→ Extrait du document

Cette démarche initiale ne relève sûrement pas d’un spécialiste. Elle est faite en médecine de ville. Ce serait d’ailleurs complètement irréaliste compte tenu des 6 millions de personnes obèses en France de la réserver aux spécialistes mais c’est surtout parce qu’il s’agit d’un exercice de médecine générale qui consiste à évaluer l’état de santé des patients dans une approche globale.
Quelle stratégie développez-vous ici dans un service spécialisé ?

→ Consigne
D'après l'extrait du document ci-dessus, pourquoi la démarche initiale relève-t-elle de la médecine de ville et non d'un spécialiste ? Répondez en une à trois phrases.

(Entrées de données enregistrées)
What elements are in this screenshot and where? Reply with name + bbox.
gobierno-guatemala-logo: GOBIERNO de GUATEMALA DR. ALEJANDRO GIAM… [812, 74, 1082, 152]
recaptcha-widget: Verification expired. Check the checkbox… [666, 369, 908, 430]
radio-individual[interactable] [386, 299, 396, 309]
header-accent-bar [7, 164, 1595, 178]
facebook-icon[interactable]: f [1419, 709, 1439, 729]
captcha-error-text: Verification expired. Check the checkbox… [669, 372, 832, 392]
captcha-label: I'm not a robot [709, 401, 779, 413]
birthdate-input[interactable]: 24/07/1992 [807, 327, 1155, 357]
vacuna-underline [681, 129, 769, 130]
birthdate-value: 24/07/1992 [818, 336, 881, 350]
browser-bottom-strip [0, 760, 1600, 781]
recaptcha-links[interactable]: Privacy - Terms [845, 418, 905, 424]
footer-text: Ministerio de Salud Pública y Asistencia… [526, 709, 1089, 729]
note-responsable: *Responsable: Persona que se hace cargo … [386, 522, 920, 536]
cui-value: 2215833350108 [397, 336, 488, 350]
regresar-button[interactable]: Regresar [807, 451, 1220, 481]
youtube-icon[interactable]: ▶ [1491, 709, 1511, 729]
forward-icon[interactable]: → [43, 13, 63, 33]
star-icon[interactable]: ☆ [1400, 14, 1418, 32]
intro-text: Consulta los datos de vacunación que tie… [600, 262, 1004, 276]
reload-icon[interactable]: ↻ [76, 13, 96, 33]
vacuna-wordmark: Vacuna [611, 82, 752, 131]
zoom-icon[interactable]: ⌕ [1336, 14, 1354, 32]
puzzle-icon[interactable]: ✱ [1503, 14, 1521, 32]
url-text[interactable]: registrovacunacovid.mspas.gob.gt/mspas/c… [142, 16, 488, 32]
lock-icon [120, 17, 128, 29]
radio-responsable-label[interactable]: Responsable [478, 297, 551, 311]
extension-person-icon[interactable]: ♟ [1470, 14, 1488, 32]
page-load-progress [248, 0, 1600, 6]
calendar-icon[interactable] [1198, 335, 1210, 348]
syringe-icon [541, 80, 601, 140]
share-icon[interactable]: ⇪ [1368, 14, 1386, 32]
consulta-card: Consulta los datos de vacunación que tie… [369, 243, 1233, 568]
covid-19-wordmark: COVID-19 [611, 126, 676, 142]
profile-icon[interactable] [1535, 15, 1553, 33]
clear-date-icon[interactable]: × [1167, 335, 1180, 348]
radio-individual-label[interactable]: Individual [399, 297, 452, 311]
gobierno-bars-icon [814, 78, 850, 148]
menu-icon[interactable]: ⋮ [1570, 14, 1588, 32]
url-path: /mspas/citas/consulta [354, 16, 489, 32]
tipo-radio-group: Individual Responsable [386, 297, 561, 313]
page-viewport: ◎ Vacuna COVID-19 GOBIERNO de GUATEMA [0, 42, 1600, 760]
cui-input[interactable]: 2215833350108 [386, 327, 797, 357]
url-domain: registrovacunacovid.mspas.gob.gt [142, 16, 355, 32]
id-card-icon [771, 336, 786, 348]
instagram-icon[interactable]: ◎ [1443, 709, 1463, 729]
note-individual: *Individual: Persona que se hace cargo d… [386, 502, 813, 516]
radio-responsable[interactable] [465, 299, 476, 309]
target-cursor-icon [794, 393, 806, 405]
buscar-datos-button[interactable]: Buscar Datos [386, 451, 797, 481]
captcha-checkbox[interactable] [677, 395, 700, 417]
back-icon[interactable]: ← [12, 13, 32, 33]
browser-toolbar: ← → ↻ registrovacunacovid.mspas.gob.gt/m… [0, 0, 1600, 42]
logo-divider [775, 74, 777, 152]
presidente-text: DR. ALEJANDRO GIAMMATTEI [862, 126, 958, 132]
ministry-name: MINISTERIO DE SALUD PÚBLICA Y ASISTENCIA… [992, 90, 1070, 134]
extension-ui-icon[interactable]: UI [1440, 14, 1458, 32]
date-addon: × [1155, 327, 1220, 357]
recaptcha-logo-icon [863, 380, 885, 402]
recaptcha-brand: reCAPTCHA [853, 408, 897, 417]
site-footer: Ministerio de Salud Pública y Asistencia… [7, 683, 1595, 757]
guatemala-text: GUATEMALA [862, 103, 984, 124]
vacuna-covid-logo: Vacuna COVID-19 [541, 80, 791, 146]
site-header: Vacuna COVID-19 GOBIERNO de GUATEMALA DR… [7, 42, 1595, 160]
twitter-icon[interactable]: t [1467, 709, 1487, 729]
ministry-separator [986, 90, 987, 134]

→ Réponse
La réserver aux spécialistes serait irréaliste, compte tenu des 6 millions de personnes obèses en France. C'est surtout un exercice de médecine générale, qui consiste à évaluer l'état de santé des patients dans une approche globale.